INSTRUCTION | Would you return the complete listing below word for word?

++++ RECORD EXTRACTS

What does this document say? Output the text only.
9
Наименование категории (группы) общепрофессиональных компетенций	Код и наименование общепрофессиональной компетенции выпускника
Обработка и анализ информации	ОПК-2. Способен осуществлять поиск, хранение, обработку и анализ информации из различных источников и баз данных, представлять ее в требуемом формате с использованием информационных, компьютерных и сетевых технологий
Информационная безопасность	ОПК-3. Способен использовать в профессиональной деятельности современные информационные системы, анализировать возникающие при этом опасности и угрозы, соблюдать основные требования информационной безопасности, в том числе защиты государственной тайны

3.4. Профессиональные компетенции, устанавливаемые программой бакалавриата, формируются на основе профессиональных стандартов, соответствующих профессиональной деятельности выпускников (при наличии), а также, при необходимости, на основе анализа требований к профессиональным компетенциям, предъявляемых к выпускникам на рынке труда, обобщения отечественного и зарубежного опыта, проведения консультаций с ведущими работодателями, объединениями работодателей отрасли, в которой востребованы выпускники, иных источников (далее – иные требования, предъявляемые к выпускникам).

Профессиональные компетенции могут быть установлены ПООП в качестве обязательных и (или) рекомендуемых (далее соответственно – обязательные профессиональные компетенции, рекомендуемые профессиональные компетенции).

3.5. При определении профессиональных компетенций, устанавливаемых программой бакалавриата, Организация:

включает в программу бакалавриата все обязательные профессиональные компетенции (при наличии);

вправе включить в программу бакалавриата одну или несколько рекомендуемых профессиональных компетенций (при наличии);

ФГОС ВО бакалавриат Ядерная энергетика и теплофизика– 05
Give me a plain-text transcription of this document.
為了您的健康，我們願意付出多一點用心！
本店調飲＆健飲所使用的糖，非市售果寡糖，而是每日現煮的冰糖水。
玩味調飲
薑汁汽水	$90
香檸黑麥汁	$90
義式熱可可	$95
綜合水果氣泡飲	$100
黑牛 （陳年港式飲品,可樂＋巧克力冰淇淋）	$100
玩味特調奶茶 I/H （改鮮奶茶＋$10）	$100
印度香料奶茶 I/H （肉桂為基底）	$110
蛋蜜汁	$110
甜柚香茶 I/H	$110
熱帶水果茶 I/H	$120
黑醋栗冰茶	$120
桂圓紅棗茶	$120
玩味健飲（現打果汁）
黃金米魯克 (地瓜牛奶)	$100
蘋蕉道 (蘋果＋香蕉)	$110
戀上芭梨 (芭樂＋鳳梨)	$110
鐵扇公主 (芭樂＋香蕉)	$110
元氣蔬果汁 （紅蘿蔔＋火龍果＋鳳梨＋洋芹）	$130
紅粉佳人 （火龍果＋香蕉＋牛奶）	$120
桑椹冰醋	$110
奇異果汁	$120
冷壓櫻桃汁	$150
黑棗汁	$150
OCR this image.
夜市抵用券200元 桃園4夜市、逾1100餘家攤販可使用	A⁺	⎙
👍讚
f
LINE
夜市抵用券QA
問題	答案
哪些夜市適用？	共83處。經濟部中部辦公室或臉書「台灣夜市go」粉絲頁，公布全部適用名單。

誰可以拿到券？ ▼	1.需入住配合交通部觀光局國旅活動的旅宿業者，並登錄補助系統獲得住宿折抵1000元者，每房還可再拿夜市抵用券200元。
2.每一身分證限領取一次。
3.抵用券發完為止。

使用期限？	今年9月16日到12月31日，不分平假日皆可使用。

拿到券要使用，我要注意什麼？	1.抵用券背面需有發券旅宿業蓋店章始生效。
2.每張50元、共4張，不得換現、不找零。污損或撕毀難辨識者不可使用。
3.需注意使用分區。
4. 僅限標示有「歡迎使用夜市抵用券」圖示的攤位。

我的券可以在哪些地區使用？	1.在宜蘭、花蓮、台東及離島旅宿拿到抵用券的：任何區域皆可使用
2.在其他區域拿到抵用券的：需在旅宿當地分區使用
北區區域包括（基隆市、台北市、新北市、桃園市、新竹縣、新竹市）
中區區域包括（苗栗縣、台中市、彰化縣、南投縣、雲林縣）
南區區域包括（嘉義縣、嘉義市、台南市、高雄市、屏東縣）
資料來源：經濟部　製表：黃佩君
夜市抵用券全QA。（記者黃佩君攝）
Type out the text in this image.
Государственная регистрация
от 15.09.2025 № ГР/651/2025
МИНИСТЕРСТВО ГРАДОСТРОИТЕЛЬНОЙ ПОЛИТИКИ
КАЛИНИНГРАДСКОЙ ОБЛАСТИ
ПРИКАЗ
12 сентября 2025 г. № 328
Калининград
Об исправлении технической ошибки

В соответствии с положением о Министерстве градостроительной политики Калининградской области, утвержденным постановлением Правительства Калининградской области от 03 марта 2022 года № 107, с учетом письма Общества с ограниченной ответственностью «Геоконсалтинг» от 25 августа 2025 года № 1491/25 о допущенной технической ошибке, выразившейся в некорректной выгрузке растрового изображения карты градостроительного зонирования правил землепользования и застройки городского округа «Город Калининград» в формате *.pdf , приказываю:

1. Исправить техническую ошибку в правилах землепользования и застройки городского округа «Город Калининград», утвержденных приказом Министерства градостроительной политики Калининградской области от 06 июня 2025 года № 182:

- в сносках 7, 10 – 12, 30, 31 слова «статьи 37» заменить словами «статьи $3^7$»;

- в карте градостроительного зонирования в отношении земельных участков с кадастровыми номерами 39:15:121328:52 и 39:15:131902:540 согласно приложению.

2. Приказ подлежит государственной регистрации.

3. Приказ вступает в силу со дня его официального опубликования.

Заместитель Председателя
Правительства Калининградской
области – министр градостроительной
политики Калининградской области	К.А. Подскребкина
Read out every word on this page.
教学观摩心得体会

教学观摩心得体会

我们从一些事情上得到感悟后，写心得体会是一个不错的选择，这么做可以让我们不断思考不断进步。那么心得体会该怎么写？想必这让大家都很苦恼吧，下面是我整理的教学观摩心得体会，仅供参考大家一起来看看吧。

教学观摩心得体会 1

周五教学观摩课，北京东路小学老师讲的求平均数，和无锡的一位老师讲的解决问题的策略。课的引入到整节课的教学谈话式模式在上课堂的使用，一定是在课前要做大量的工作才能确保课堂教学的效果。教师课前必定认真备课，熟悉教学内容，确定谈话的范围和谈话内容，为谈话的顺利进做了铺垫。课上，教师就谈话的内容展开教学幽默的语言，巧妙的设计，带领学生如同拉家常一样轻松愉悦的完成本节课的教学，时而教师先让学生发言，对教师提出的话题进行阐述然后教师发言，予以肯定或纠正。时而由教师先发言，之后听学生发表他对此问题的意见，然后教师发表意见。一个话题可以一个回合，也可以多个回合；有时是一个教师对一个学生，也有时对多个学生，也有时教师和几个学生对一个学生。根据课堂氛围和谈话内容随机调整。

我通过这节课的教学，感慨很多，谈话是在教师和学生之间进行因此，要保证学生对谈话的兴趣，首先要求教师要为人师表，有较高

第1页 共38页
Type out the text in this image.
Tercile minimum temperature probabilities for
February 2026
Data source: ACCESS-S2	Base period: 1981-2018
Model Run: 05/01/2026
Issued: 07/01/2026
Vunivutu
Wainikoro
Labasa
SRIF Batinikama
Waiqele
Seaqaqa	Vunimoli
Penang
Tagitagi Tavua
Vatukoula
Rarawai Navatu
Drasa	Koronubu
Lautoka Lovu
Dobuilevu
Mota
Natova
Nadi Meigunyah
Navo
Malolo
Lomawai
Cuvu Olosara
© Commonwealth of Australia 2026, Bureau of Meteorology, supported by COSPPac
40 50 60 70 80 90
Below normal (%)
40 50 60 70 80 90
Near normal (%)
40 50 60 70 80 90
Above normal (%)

++++++++

SOLUTION FOR THIS TASK |
What does this document say? Output the text only.
9
Наименование категории (группы) общепрофессиональных компетенций	Код и наименование общепрофессиональной компетенции выпускника
Обработка и анализ информации	ОПК-2. Способен осуществлять поиск, хранение, обработку и анализ информации из различных источников и баз данных, представлять ее в требуемом формате с использованием информационных, компьютерных и сетевых технологий
Информационная безопасность	ОПК-3. Способен использовать в профессиональной деятельности современные информационные системы, анализировать возникающие при этом опасности и угрозы, соблюдать основные требования информационной безопасности, в том числе защиты государственной тайны

3.4. Профессиональные компетенции, устанавливаемые программой бакалавриата, формируются на основе профессиональных стандартов, соответствующих профессиональной деятельности выпускников (при наличии), а также, при необходимости, на основе анализа требований к профессиональным компетенциям, предъявляемых к выпускникам на рынке труда, обобщения отечественного и зарубежного опыта, проведения консультаций с ведущими работодателями, объединениями работодателей отрасли, в которой востребованы выпускники, иных источников (далее – иные требования, предъявляемые к выпускникам).

Профессиональные компетенции могут быть установлены ПООП в качестве обязательных и (или) рекомендуемых (далее соответственно – обязательные профессиональные компетенции, рекомендуемые профессиональные компетенции).

3.5. При определении профессиональных компетенций, устанавливаемых программой бакалавриата, Организация:

включает в программу бакалавриата все обязательные профессиональные компетенции (при наличии);

вправе включить в программу бакалавриата одну или несколько рекомендуемых профессиональных компетенций (при наличии);

ФГОС ВО бакалавриат Ядерная энергетика и теплофизика– 05
Give me a plain-text transcription of this document.
為了您的健康，我們願意付出多一點用心！
本店調飲＆健飲所使用的糖，非市售果寡糖，而是每日現煮的冰糖水。
玩味調飲
薑汁汽水	$90
香檸黑麥汁	$90
義式熱可可	$95
綜合水果氣泡飲	$100
黑牛 （陳年港式飲品,可樂＋巧克力冰淇淋）	$100
玩味特調奶茶 I/H （改鮮奶茶＋$10）	$100
印度香料奶茶 I/H （肉桂為基底）	$110
蛋蜜汁	$110
甜柚香茶 I/H	$110
熱帶水果茶 I/H	$120
黑醋栗冰茶	$120
桂圓紅棗茶	$120
玩味健飲（現打果汁）
黃金米魯克 (地瓜牛奶)	$100
蘋蕉道 (蘋果＋香蕉)	$110
戀上芭梨 (芭樂＋鳳梨)	$110
鐵扇公主 (芭樂＋香蕉)	$110
元氣蔬果汁 （紅蘿蔔＋火龍果＋鳳梨＋洋芹）	$130
紅粉佳人 （火龍果＋香蕉＋牛奶）	$120
桑椹冰醋	$110
奇異果汁	$120
冷壓櫻桃汁	$150
黑棗汁	$150
OCR this image.
夜市抵用券200元 桃園4夜市、逾1100餘家攤販可使用	A⁺	⎙
👍讚
f
LINE
夜市抵用券QA
問題	答案
哪些夜市適用？	共83處。經濟部中部辦公室或臉書「台灣夜市go」粉絲頁，公布全部適用名單。

誰可以拿到券？ ▼	1.需入住配合交通部觀光局國旅活動的旅宿業者，並登錄補助系統獲得住宿折抵1000元者，每房還可再拿夜市抵用券200元。
2.每一身分證限領取一次。
3.抵用券發完為止。

使用期限？	今年9月16日到12月31日，不分平假日皆可使用。

拿到券要使用，我要注意什麼？	1.抵用券背面需有發券旅宿業蓋店章始生效。
2.每張50元、共4張，不得換現、不找零。污損或撕毀難辨識者不可使用。
3.需注意使用分區。
4. 僅限標示有「歡迎使用夜市抵用券」圖示的攤位。

我的券可以在哪些地區使用？	1.在宜蘭、花蓮、台東及離島旅宿拿到抵用券的：任何區域皆可使用
2.在其他區域拿到抵用券的：需在旅宿當地分區使用
北區區域包括（基隆市、台北市、新北市、桃園市、新竹縣、新竹市）
中區區域包括（苗栗縣、台中市、彰化縣、南投縣、雲林縣）
南區區域包括（嘉義縣、嘉義市、台南市、高雄市、屏東縣）
資料來源：經濟部　製表：黃佩君
夜市抵用券全QA。（記者黃佩君攝）
Type out the text in this image.
Государственная регистрация
от 15.09.2025 № ГР/651/2025
МИНИСТЕРСТВО ГРАДОСТРОИТЕЛЬНОЙ ПОЛИТИКИ
КАЛИНИНГРАДСКОЙ ОБЛАСТИ
ПРИКАЗ
12 сентября 2025 г. № 328
Калининград
Об исправлении технической ошибки

В соответствии с положением о Министерстве градостроительной политики Калининградской области, утвержденным постановлением Правительства Калининградской области от 03 марта 2022 года № 107, с учетом письма Общества с ограниченной ответственностью «Геоконсалтинг» от 25 августа 2025 года № 1491/25 о допущенной технической ошибке, выразившейся в некорректной выгрузке растрового изображения карты градостроительного зонирования правил землепользования и застройки городского округа «Город Калининград» в формате *.pdf , приказываю:

1. Исправить техническую ошибку в правилах землепользования и застройки городского округа «Город Калининград», утвержденных приказом Министерства градостроительной политики Калининградской области от 06 июня 2025 года № 182:

- в сносках 7, 10 – 12, 30, 31 слова «статьи 37» заменить словами «статьи $3^7$»;

- в карте градостроительного зонирования в отношении земельных участков с кадастровыми номерами 39:15:121328:52 и 39:15:131902:540 согласно приложению.

2. Приказ подлежит государственной регистрации.

3. Приказ вступает в силу со дня его официального опубликования.

Заместитель Председателя
Правительства Калининградской
области – министр градостроительной
политики Калининградской области	К.А. Подскребкина
Read out every word on this page.
教学观摩心得体会

教学观摩心得体会

我们从一些事情上得到感悟后，写心得体会是一个不错的选择，这么做可以让我们不断思考不断进步。那么心得体会该怎么写？想必这让大家都很苦恼吧，下面是我整理的教学观摩心得体会，仅供参考大家一起来看看吧。

教学观摩心得体会 1

周五教学观摩课，北京东路小学老师讲的求平均数，和无锡的一位老师讲的解决问题的策略。课的引入到整节课的教学谈话式模式在上课堂的使用，一定是在课前要做大量的工作才能确保课堂教学的效果。教师课前必定认真备课，熟悉教学内容，确定谈话的范围和谈话内容，为谈话的顺利进做了铺垫。课上，教师就谈话的内容展开教学幽默的语言，巧妙的设计，带领学生如同拉家常一样轻松愉悦的完成本节课的教学，时而教师先让学生发言，对教师提出的话题进行阐述然后教师发言，予以肯定或纠正。时而由教师先发言，之后听学生发表他对此问题的意见，然后教师发表意见。一个话题可以一个回合，也可以多个回合；有时是一个教师对一个学生，也有时对多个学生，也有时教师和几个学生对一个学生。根据课堂氛围和谈话内容随机调整。

我通过这节课的教学，感慨很多，谈话是在教师和学生之间进行因此，要保证学生对谈话的兴趣，首先要求教师要为人师表，有较高

第1页 共38页
Type out the text in this image.
Tercile minimum temperature probabilities for
February 2026
Data source: ACCESS-S2	Base period: 1981-2018
Model Run: 05/01/2026
Issued: 07/01/2026
Vunivutu
Wainikoro
Labasa
SRIF Batinikama
Waiqele
Seaqaqa	Vunimoli
Penang
Tagitagi Tavua
Vatukoula
Rarawai Navatu
Drasa	Koronubu
Lautoka Lovu
Dobuilevu
Mota
Natova
Nadi Meigunyah
Navo
Malolo
Lomawai
Cuvu Olosara
© Commonwealth of Australia 2026, Bureau of Meteorology, supported by COSPPac
40 50 60 70 80 90
Below normal (%)
40 50 60 70 80 90
Near normal (%)
40 50 60 70 80 90
Above normal (%)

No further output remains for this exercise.